* BEGIN *

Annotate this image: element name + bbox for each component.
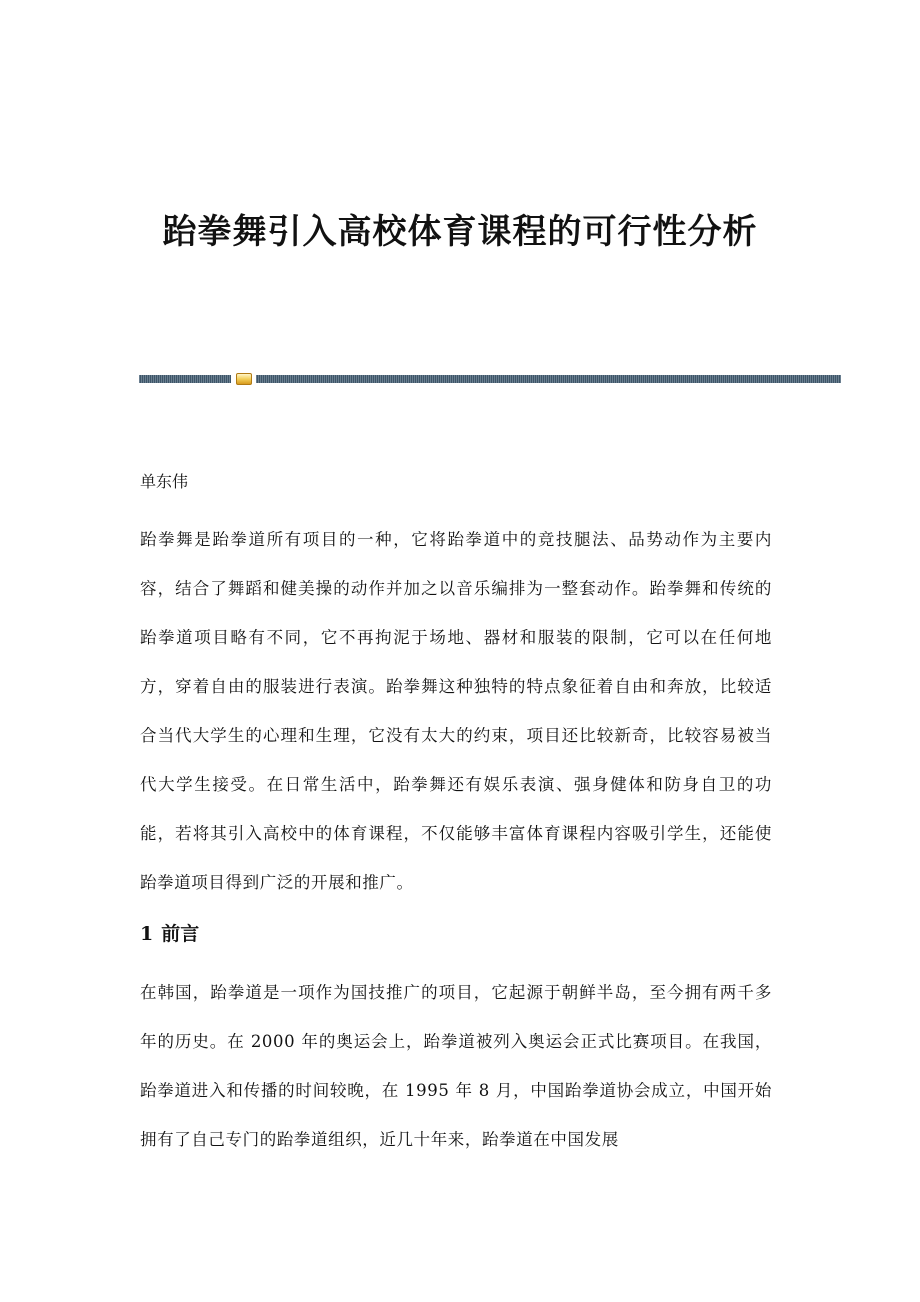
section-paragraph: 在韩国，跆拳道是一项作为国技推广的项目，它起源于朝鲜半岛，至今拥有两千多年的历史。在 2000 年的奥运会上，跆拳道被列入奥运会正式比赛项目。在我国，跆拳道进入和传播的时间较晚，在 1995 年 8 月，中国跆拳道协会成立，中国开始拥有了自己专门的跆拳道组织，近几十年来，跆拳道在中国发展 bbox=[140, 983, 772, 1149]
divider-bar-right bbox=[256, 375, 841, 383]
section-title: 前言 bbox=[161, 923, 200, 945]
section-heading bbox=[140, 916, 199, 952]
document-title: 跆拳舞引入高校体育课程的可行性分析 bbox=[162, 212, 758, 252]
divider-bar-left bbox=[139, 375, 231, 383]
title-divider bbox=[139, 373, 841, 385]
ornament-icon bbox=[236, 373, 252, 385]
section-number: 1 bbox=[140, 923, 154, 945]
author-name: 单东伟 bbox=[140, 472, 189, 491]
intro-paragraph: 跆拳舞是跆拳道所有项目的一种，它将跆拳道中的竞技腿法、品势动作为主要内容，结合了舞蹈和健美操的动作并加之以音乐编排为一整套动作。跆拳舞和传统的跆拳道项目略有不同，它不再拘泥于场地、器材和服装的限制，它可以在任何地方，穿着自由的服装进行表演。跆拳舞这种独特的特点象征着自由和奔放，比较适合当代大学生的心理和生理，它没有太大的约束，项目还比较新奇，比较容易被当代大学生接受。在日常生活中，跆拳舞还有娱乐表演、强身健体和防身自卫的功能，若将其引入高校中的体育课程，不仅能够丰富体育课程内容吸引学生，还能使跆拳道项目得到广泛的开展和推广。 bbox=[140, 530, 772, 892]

* END *
* BEGIN *

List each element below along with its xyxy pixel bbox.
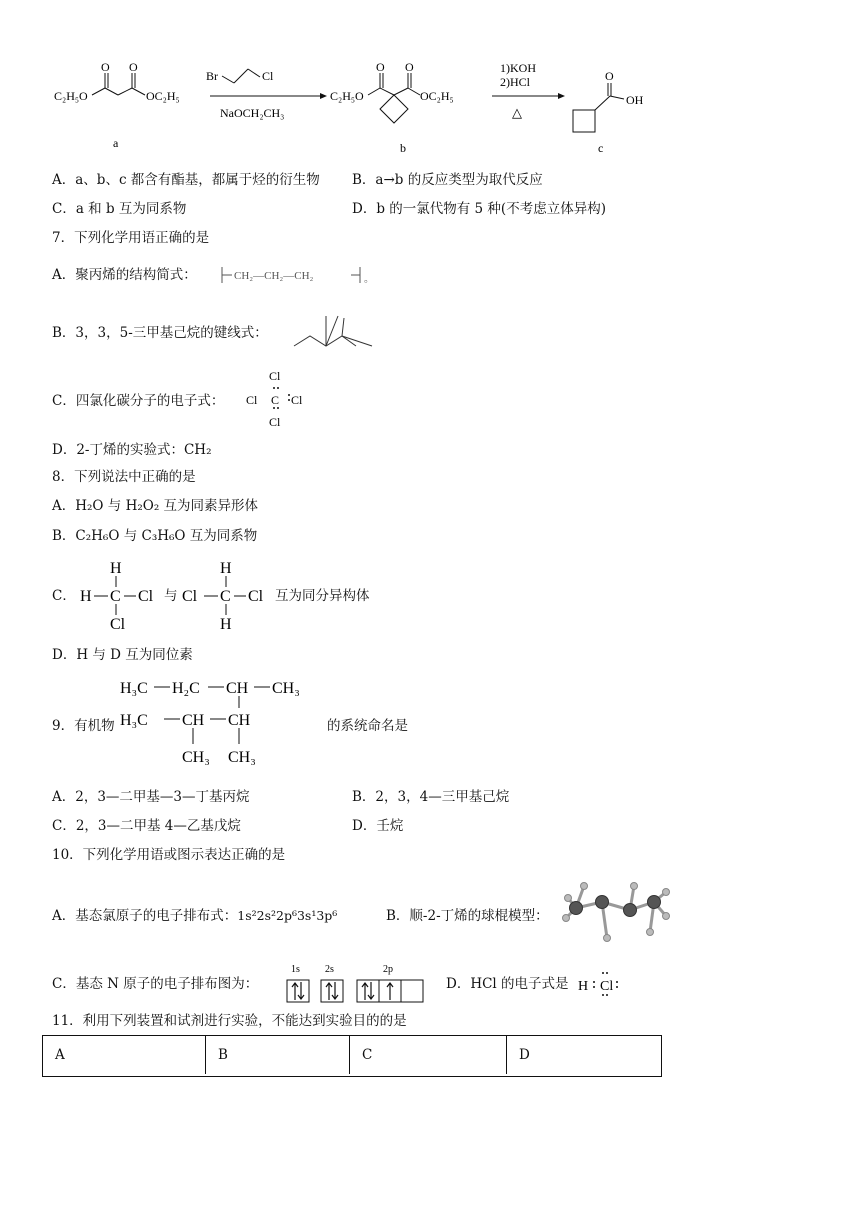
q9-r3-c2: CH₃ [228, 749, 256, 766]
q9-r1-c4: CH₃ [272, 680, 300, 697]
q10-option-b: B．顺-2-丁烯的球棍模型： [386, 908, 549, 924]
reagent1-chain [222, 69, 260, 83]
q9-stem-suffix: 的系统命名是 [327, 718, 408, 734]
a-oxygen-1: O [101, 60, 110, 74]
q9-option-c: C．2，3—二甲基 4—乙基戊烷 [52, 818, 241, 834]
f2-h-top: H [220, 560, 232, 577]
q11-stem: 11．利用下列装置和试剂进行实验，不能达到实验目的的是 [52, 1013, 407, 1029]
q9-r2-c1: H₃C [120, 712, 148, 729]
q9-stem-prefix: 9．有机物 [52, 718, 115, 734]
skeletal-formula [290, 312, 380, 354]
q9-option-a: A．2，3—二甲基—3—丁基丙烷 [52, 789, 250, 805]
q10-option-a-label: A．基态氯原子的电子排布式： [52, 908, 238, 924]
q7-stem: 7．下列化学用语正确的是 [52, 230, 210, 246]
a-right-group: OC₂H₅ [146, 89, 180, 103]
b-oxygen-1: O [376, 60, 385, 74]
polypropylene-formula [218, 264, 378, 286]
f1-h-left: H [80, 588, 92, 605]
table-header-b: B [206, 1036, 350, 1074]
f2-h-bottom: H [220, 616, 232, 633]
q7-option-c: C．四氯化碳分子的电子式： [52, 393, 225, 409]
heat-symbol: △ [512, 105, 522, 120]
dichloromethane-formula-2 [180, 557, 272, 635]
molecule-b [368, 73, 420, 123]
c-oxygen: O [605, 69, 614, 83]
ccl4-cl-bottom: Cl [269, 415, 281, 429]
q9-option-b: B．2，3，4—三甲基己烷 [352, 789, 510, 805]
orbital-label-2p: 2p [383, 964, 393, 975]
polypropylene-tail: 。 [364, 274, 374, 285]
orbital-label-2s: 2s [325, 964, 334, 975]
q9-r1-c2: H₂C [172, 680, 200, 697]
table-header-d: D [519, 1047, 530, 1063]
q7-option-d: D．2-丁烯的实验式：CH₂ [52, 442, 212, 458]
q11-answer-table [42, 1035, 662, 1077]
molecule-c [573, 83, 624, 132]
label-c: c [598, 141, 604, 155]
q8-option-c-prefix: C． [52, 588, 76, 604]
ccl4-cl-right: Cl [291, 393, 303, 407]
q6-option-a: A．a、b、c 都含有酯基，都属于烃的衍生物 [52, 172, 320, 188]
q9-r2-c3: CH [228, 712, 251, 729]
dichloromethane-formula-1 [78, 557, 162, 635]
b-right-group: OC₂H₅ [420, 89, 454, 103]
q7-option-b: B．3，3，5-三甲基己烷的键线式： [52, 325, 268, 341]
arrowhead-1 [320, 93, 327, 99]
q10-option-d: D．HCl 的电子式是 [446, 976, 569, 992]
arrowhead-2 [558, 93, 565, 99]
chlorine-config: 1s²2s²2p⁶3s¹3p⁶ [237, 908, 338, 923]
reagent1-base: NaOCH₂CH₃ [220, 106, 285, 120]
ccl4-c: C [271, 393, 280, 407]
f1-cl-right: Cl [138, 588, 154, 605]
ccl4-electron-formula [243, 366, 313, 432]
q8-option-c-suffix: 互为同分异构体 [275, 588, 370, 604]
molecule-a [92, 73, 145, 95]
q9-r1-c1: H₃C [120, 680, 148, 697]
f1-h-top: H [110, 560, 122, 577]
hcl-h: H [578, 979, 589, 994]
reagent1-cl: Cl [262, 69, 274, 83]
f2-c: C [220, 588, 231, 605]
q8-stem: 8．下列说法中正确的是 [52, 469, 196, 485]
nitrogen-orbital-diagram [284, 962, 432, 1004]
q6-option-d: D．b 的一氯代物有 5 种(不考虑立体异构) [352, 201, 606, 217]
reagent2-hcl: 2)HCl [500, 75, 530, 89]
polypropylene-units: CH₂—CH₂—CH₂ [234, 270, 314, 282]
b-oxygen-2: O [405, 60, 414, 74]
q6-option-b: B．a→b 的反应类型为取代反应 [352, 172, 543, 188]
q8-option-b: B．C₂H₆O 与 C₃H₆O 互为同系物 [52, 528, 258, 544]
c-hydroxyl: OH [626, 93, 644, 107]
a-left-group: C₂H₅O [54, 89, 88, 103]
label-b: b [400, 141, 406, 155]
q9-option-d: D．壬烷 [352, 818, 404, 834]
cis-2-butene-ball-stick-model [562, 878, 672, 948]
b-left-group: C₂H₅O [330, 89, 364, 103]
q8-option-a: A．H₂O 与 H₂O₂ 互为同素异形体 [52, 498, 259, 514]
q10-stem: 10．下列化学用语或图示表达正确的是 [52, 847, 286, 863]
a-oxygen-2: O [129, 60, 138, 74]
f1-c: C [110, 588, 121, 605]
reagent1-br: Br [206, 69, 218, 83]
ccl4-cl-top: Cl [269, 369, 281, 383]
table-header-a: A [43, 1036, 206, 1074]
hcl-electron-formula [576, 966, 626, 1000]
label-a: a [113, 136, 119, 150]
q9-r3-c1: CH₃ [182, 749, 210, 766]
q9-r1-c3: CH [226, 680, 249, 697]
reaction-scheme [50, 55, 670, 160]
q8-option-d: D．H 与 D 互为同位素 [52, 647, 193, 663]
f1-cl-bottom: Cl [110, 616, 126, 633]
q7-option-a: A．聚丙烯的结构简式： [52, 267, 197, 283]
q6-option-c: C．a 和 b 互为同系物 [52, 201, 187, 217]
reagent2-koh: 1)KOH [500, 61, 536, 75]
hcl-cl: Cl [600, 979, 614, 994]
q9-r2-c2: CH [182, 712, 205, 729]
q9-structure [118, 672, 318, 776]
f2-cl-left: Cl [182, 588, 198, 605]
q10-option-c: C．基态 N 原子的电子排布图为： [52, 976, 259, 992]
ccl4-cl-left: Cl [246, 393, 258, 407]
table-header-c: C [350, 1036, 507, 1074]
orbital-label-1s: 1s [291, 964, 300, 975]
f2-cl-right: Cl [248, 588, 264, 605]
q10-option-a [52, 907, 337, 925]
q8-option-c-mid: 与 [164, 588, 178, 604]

* END *

Problem description: Which lines of the records contain the string "C₂H₅O"? Find each one and copy it in full.

Response to this task:
a-left-group: C₂H₅O [54, 89, 88, 103]
b-left-group: C₂H₅O [330, 89, 364, 103]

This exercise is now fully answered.